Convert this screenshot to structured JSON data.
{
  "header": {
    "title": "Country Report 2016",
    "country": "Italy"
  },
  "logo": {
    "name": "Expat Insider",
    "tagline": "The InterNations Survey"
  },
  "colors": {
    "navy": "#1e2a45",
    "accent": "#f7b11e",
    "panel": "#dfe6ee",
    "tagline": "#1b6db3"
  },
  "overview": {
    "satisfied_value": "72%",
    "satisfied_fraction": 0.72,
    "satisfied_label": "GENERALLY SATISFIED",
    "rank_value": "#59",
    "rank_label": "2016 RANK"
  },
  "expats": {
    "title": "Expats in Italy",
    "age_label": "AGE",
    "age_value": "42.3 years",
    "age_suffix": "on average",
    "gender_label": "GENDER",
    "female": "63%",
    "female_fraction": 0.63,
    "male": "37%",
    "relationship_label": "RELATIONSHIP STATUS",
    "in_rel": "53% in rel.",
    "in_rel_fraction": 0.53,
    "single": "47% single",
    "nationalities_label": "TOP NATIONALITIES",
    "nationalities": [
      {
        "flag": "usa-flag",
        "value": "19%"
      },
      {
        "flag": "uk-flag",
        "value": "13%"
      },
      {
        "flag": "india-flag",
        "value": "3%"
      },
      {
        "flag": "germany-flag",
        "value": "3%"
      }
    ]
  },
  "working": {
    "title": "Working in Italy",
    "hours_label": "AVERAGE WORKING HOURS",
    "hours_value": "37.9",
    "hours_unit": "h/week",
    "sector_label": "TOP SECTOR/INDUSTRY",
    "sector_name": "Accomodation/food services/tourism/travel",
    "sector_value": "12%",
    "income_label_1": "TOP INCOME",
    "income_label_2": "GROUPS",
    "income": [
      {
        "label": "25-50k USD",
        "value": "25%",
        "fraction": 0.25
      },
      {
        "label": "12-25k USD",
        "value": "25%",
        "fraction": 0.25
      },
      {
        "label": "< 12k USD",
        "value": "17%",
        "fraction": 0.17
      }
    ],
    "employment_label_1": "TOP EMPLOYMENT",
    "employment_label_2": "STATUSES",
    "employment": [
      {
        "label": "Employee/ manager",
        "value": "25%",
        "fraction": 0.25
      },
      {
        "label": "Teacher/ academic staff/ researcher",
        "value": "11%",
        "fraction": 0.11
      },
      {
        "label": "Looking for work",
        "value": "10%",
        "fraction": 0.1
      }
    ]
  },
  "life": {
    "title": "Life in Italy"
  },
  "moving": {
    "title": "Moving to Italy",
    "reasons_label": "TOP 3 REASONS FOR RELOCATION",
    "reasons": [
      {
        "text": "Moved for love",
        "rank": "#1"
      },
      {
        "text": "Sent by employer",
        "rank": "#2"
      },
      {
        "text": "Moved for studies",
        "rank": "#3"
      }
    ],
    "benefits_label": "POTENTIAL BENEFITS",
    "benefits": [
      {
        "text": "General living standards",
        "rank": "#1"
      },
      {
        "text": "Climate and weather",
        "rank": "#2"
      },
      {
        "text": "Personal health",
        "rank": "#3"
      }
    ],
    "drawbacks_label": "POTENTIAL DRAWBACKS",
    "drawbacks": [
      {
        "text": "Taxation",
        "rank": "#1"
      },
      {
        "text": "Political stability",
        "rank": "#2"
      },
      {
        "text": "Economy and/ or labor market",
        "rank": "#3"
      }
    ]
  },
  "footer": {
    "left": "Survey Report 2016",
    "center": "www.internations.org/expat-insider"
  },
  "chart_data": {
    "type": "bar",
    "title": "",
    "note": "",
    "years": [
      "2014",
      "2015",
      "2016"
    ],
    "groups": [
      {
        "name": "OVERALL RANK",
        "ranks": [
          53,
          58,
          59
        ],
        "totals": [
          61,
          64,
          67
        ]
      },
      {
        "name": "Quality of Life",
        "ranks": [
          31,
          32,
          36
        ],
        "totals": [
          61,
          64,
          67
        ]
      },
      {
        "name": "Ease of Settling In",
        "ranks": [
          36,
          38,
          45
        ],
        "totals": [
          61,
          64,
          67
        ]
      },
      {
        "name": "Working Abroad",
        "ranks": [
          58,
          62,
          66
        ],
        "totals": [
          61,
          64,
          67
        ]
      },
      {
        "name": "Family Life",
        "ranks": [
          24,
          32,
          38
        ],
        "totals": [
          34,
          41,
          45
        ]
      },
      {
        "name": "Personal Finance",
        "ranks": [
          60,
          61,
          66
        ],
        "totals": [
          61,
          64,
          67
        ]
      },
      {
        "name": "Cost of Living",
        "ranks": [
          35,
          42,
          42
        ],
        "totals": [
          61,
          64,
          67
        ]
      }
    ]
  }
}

→ **Work to do**
Search the lines for "Report". Copy each line that has it.

→ **Final answer**
    "title": "Country Report 2016",
    "left": "Survey Report 2016",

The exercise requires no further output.